Task details:
Determine the number of lines holding the word "отношения"; answer with that number only.

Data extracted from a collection

==*==

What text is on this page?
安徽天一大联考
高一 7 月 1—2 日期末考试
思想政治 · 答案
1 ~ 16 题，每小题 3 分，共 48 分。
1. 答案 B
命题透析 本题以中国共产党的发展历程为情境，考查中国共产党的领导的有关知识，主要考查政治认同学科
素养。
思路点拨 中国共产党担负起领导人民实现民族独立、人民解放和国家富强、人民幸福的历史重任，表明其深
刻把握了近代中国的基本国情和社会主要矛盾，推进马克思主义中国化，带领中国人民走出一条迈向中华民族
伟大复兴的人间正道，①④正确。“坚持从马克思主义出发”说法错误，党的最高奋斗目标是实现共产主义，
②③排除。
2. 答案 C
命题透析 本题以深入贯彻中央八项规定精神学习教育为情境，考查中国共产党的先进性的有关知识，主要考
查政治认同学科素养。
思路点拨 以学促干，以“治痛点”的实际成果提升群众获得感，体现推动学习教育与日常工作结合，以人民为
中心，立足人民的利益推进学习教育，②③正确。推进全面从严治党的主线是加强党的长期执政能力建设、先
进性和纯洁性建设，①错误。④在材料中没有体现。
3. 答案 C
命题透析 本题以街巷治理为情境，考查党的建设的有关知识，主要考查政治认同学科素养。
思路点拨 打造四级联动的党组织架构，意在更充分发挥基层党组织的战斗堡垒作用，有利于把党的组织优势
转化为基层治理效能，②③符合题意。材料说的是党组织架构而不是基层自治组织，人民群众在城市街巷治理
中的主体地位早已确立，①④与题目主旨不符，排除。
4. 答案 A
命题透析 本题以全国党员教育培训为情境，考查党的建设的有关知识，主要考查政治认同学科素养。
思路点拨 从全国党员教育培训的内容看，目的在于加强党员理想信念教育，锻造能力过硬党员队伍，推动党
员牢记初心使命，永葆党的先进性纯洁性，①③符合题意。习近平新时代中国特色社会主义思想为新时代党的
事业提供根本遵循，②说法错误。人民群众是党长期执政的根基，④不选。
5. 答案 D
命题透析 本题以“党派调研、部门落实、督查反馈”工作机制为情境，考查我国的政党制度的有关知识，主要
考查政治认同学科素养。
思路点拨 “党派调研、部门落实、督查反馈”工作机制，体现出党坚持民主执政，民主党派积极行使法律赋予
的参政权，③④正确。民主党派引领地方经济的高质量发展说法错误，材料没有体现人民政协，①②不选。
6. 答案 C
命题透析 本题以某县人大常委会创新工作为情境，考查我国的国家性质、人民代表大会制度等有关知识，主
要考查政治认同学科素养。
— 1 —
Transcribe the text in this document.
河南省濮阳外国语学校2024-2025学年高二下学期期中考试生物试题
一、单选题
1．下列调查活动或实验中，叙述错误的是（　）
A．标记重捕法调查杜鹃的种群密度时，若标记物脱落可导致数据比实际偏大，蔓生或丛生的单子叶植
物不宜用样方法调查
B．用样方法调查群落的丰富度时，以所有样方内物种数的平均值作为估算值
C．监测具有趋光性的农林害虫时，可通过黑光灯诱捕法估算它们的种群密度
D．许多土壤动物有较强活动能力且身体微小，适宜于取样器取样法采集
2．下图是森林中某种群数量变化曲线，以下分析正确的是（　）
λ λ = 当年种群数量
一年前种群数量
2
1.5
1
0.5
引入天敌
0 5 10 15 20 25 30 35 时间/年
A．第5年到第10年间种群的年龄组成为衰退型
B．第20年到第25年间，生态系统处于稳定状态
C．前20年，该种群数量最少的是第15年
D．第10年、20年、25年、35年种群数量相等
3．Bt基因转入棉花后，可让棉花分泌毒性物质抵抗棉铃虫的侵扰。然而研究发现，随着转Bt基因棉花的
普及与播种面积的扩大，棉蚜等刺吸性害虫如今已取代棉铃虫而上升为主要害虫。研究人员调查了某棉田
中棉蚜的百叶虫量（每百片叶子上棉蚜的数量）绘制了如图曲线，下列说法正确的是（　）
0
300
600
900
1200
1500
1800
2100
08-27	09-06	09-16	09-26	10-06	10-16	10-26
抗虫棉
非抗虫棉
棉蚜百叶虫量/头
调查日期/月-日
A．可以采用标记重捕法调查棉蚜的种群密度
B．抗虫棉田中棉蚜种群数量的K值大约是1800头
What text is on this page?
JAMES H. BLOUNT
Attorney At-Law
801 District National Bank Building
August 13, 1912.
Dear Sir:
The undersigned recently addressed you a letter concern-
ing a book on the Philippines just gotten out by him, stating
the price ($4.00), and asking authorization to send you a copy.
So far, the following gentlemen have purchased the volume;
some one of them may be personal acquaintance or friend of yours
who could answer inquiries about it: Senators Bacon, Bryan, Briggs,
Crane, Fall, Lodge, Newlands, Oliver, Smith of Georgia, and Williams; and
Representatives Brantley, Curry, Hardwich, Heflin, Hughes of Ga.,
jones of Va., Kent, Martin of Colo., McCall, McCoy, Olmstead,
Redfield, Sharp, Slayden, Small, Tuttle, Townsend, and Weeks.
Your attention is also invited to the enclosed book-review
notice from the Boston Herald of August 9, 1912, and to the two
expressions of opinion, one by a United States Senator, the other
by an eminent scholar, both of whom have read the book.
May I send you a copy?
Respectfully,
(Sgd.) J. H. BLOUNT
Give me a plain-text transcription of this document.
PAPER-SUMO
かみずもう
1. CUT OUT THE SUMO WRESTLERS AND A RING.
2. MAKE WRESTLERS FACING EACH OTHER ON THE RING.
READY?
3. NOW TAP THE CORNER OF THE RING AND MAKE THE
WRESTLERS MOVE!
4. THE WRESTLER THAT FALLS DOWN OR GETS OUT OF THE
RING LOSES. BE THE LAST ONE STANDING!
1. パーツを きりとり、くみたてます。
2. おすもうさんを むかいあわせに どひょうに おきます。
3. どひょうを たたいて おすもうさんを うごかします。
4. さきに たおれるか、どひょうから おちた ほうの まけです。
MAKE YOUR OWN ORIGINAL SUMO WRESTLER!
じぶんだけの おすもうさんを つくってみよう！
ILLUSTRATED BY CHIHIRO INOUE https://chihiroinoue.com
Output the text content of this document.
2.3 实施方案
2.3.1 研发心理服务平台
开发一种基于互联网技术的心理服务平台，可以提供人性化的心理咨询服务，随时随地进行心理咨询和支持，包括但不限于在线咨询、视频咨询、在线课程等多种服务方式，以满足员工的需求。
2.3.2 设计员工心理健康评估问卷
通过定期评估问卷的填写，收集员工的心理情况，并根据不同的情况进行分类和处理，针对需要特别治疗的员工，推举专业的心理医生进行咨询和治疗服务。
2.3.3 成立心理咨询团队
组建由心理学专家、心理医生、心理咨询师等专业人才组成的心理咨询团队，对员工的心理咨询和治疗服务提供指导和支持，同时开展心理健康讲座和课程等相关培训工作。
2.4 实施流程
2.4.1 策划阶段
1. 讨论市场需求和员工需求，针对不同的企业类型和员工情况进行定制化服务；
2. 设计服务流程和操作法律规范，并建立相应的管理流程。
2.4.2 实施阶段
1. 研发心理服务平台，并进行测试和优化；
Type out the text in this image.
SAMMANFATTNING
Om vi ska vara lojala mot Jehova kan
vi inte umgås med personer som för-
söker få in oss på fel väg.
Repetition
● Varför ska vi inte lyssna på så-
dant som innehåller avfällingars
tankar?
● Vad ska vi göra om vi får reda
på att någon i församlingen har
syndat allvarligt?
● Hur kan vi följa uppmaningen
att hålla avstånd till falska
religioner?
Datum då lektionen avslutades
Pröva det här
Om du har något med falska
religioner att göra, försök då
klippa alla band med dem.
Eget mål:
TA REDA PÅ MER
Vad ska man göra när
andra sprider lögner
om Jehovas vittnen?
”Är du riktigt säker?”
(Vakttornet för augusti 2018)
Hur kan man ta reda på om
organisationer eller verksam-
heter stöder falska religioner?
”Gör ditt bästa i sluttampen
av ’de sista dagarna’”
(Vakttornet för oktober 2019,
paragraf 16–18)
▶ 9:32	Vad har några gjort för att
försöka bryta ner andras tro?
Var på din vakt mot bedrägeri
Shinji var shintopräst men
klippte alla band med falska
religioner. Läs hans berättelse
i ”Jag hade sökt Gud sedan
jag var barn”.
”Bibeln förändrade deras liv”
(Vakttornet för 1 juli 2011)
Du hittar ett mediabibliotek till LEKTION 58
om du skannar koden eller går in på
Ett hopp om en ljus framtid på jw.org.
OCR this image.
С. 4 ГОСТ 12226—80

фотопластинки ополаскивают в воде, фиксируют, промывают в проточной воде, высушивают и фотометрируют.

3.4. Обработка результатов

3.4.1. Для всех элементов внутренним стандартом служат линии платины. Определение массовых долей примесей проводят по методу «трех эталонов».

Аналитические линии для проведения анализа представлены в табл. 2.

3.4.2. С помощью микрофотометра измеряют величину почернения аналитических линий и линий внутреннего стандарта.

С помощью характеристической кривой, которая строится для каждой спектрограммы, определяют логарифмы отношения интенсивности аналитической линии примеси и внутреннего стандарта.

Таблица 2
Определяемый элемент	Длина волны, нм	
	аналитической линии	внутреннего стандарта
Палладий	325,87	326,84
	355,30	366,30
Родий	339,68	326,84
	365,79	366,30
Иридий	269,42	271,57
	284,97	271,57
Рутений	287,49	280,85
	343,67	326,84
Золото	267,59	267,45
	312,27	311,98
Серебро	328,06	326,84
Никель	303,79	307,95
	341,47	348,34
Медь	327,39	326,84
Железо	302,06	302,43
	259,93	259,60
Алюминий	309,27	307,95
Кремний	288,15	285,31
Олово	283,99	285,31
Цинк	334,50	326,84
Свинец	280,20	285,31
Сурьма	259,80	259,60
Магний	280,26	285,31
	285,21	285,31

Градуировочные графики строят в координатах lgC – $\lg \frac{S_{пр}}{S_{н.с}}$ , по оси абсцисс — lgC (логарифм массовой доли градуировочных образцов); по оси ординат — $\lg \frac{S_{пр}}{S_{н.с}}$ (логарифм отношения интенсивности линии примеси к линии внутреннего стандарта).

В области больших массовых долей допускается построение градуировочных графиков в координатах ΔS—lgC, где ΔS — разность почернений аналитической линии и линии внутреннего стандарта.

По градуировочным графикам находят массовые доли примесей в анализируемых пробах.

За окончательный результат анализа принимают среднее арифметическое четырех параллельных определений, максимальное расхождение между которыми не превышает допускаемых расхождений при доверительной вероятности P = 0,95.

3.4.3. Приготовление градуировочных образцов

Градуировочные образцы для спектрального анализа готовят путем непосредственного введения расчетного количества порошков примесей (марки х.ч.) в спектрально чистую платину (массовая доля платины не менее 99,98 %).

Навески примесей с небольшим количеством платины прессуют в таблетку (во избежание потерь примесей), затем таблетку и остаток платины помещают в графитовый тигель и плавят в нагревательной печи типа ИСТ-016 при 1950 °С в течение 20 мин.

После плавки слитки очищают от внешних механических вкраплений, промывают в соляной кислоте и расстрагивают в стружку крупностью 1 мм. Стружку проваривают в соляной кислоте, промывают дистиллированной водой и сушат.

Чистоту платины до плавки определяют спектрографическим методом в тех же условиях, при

==*==

Reply:
2